*DESCRIPTION OF THE TASK:* Extract the text of each entry below exactly, leaving every image behind.

───── LISTED ENTRIES ─────

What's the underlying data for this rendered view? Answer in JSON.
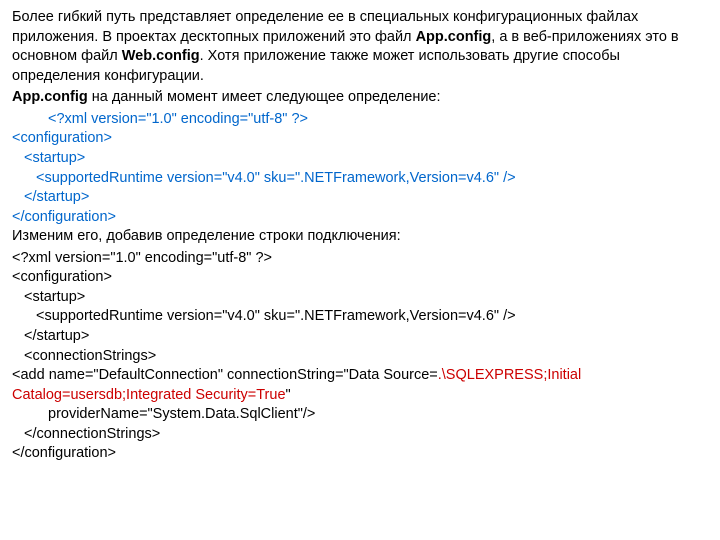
{
  "para1": {
    "pre": "Более гибкий путь представляет определение ее в специальных конфигурационных файлах приложения. В проектах десктопных приложений это файл ",
    "b1": "App.config",
    "mid": ", а в веб-приложениях это в основном файл ",
    "b2": "Web.config",
    "post": ". Хотя приложение также может использовать другие способы определения конфигурации."
  },
  "para2": {
    "b": "App.config",
    "rest": "  на данный момент имеет следующее определение:"
  },
  "code1": {
    "l1": "<?xml version=\"1.0\" encoding=\"utf-8\" ?>",
    "l2": "<configuration>",
    "l3": "<startup>",
    "l4": "<supportedRuntime version=\"v4.0\" sku=\".NETFramework,Version=v4.6\" />",
    "l5": "</startup>",
    "l6": "</configuration>"
  },
  "para3": "Изменим его, добавив определение строки подключения:",
  "code2": {
    "l1": "<?xml version=\"1.0\" encoding=\"utf-8\" ?>",
    "l2": "<configuration>",
    "l3": "<startup>",
    "l4": "<supportedRuntime version=\"v4.0\" sku=\".NETFramework,Version=v4.6\" />",
    "l5": "</startup>",
    "l6": "<connectionStrings>",
    "l7a": "<add name=\"DefaultConnection\" connectionString=\"Data Source=",
    "l7b": ".\\SQLEXPRESS;Initial Catalog=usersdb;Integrated Security=True",
    "l7c": "\"",
    "l8": "providerName=\"System.Data.SqlClient\"/>",
    "l9": "</connectionStrings>",
    "l10": "</configuration>"
  }
}
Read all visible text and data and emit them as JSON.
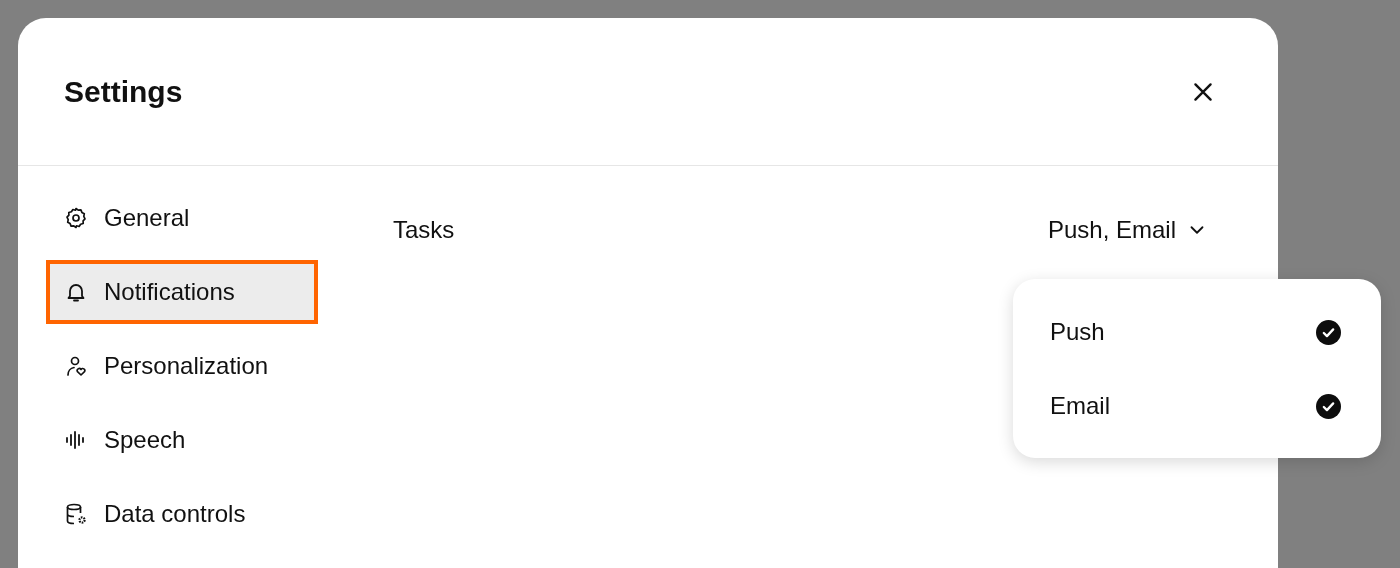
{
  "dialog": {
    "title": "Settings"
  },
  "sidebar": {
    "items": [
      {
        "label": "General",
        "selected": false,
        "highlighted": false
      },
      {
        "label": "Notifications",
        "selected": true,
        "highlighted": true
      },
      {
        "label": "Personalization",
        "selected": false,
        "highlighted": false
      },
      {
        "label": "Speech",
        "selected": false,
        "highlighted": false
      },
      {
        "label": "Data controls",
        "selected": false,
        "highlighted": false
      }
    ]
  },
  "settings": [
    {
      "label": "Tasks",
      "value": "Push, Email"
    }
  ],
  "menu": {
    "items": [
      {
        "label": "Push",
        "checked": true
      },
      {
        "label": "Email",
        "checked": true
      }
    ]
  }
}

─────

*SOLUTION TO THE PROBLEM:*
What's the underlying data for this rendered view? Answer in JSON.
{
  "para1": {
    "pre": "Более гибкий путь представляет определение ее в специальных конфигурационных файлах приложения. В проектах десктопных приложений это файл ",
    "b1": "App.config",
    "mid": ", а в веб-приложениях это в основном файл ",
    "b2": "Web.config",
    "post": ". Хотя приложение также может использовать другие способы определения конфигурации."
  },
  "para2": {
    "b": "App.config",
    "rest": "  на данный момент имеет следующее определение:"
  },
  "code1": {
    "l1": "<?xml version=\"1.0\" encoding=\"utf-8\" ?>",
    "l2": "<configuration>",
    "l3": "<startup>",
    "l4": "<supportedRuntime version=\"v4.0\" sku=\".NETFramework,Version=v4.6\" />",
    "l5": "</startup>",
    "l6": "</configuration>"
  },
  "para3": "Изменим его, добавив определение строки подключения:",
  "code2": {
    "l1": "<?xml version=\"1.0\" encoding=\"utf-8\" ?>",
    "l2": "<configuration>",
    "l3": "<startup>",
    "l4": "<supportedRuntime version=\"v4.0\" sku=\".NETFramework,Version=v4.6\" />",
    "l5": "</startup>",
    "l6": "<connectionStrings>",
    "l7a": "<add name=\"DefaultConnection\" connectionString=\"Data Source=",
    "l7b": ".\\SQLEXPRESS;Initial Catalog=usersdb;Integrated Security=True",
    "l7c": "\"",
    "l8": "providerName=\"System.Data.SqlClient\"/>",
    "l9": "</connectionStrings>",
    "l10": "</configuration>"
  }
}
Read all visible text and data and emit them as JSON.
{
  "dialog": {
    "title": "Settings"
  },
  "sidebar": {
    "items": [
      {
        "label": "General",
        "selected": false,
        "highlighted": false
      },
      {
        "label": "Notifications",
        "selected": true,
        "highlighted": true
      },
      {
        "label": "Personalization",
        "selected": false,
        "highlighted": false
      },
      {
        "label": "Speech",
        "selected": false,
        "highlighted": false
      },
      {
        "label": "Data controls",
        "selected": false,
        "highlighted": false
      }
    ]
  },
  "settings": [
    {
      "label": "Tasks",
      "value": "Push, Email"
    }
  ],
  "menu": {
    "items": [
      {
        "label": "Push",
        "checked": true
      },
      {
        "label": "Email",
        "checked": true
      }
    ]
  }
}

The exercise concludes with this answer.